DATASET RECORDS:
###

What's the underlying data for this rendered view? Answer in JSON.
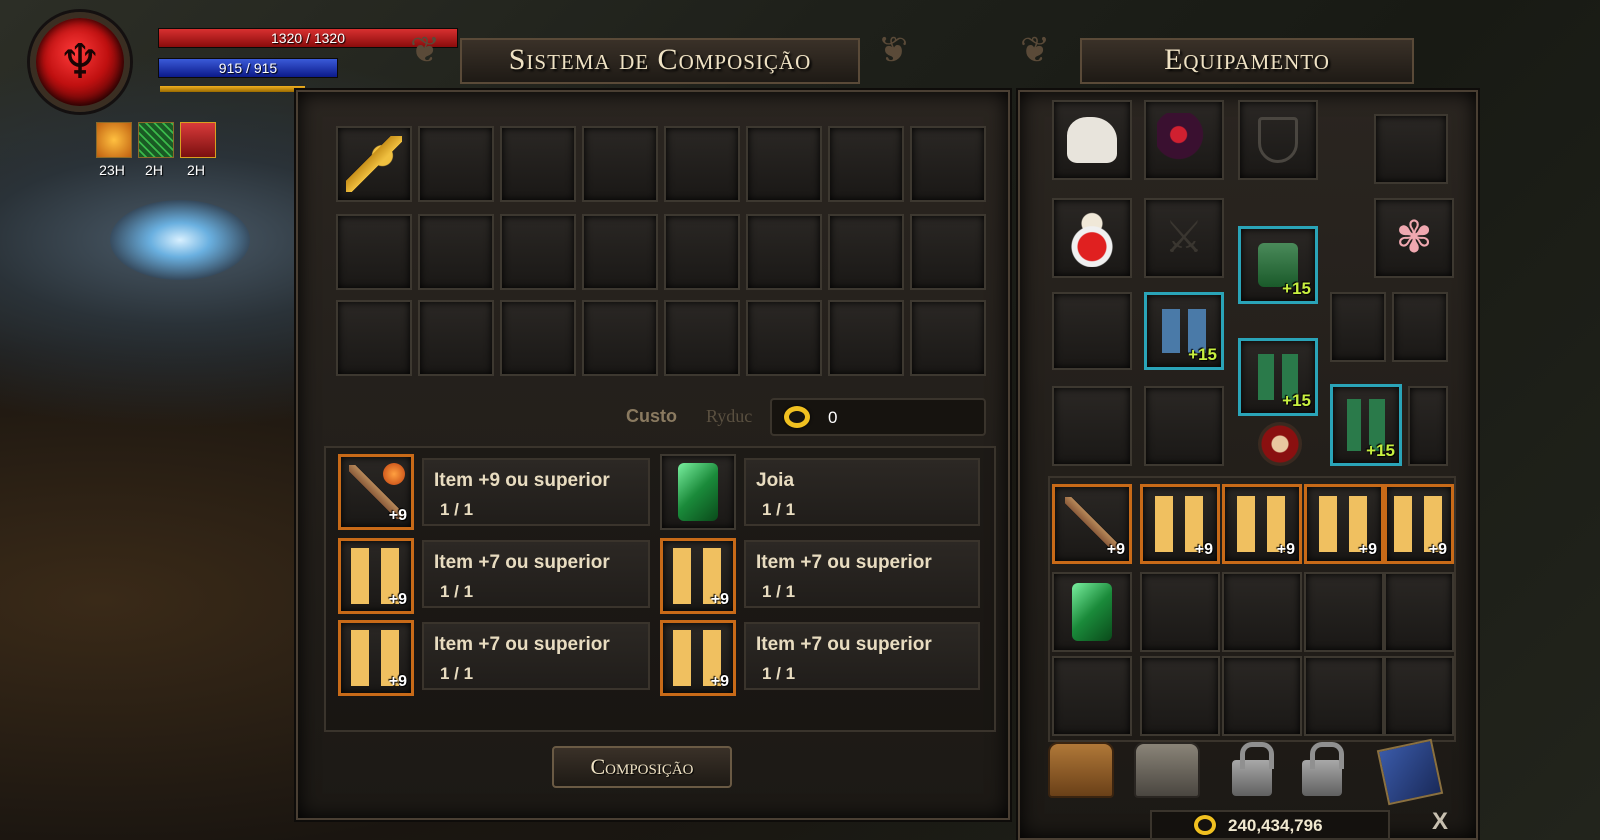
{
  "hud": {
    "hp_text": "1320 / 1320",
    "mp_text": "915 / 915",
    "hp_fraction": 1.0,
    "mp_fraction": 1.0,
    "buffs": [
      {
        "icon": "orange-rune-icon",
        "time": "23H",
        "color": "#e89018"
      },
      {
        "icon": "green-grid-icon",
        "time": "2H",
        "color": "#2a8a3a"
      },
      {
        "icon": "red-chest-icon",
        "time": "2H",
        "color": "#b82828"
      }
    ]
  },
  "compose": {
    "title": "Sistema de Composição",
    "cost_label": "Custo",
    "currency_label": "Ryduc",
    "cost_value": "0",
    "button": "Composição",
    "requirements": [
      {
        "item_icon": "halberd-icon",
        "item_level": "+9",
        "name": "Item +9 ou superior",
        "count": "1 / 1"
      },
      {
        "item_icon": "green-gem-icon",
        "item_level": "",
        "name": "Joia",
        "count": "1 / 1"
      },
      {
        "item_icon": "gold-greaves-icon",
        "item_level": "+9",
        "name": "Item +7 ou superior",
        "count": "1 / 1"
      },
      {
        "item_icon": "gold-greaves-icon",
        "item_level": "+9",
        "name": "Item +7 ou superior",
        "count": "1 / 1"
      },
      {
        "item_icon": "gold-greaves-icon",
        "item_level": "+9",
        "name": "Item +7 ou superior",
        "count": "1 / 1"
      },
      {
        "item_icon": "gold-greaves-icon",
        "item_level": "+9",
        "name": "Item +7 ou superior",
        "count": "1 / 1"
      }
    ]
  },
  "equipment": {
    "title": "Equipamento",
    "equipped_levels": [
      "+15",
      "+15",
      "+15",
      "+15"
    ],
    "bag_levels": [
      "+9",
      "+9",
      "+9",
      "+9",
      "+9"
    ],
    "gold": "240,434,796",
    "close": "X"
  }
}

###

THE TASK: Lines holding the word "Composição" in the entries above are the ones to pull out. Copy them all.

EXERCISE OUTPUT:
    "title": "Sistema de Composição",
    "button": "Composição",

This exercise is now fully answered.